(Dataset entries)
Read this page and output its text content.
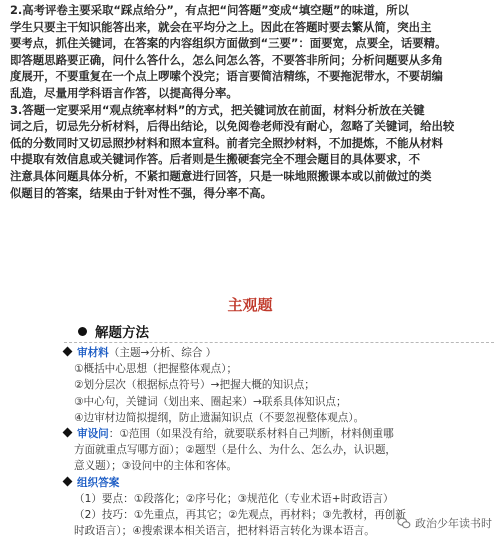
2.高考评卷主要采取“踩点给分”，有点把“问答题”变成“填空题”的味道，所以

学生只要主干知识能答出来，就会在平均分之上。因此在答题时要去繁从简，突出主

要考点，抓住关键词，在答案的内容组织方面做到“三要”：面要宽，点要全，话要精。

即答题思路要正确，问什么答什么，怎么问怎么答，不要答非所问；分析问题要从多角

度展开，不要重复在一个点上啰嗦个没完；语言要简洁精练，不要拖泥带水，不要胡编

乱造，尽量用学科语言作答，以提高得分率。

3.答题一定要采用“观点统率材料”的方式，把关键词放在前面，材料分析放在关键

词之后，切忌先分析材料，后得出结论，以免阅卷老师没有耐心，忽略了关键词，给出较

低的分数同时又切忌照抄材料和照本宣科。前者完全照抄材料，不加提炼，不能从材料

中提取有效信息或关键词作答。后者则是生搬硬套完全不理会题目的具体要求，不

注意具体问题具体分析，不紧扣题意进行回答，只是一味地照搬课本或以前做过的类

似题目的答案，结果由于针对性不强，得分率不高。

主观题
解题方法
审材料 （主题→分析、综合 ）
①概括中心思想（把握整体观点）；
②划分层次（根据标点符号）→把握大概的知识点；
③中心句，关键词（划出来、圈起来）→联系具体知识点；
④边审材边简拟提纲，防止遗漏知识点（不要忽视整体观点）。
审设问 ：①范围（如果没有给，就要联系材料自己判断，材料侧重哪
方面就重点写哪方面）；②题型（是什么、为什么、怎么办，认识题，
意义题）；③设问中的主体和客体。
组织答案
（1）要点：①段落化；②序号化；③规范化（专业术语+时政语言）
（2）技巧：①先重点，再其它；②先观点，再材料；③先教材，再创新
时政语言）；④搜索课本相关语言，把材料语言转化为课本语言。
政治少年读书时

→ WHAT TO PRODUCE: Could you reproduce every record above exactly, leaving out the pictures?

→ RESULT:
Read this page and output its text content.
2.高考评卷主要采取“踩点给分”，有点把“问答题”变成“填空题”的味道，所以

学生只要主干知识能答出来，就会在平均分之上。因此在答题时要去繁从简，突出主

要考点，抓住关键词，在答案的内容组织方面做到“三要”：面要宽，点要全，话要精。

即答题思路要正确，问什么答什么，怎么问怎么答，不要答非所问；分析问题要从多角

度展开，不要重复在一个点上啰嗦个没完；语言要简洁精练，不要拖泥带水，不要胡编

乱造，尽量用学科语言作答，以提高得分率。

3.答题一定要采用“观点统率材料”的方式，把关键词放在前面，材料分析放在关键

词之后，切忌先分析材料，后得出结论，以免阅卷老师没有耐心，忽略了关键词，给出较

低的分数同时又切忌照抄材料和照本宣科。前者完全照抄材料，不加提炼，不能从材料

中提取有效信息或关键词作答。后者则是生搬硬套完全不理会题目的具体要求，不

注意具体问题具体分析，不紧扣题意进行回答，只是一味地照搬课本或以前做过的类

似题目的答案，结果由于针对性不强，得分率不高。

主观题
解题方法
审材料 （主题→分析、综合 ）
①概括中心思想（把握整体观点）；
②划分层次（根据标点符号）→把握大概的知识点；
③中心句，关键词（划出来、圈起来）→联系具体知识点；
④边审材边简拟提纲，防止遗漏知识点（不要忽视整体观点）。
审设问 ：①范围（如果没有给，就要联系材料自己判断，材料侧重哪
方面就重点写哪方面）；②题型（是什么、为什么、怎么办，认识题，
意义题）；③设问中的主体和客体。
组织答案
（1）要点：①段落化；②序号化；③规范化（专业术语+时政语言）
（2）技巧：①先重点，再其它；②先观点，再材料；③先教材，再创新
时政语言）；④搜索课本相关语言，把材料语言转化为课本语言。
政治少年读书时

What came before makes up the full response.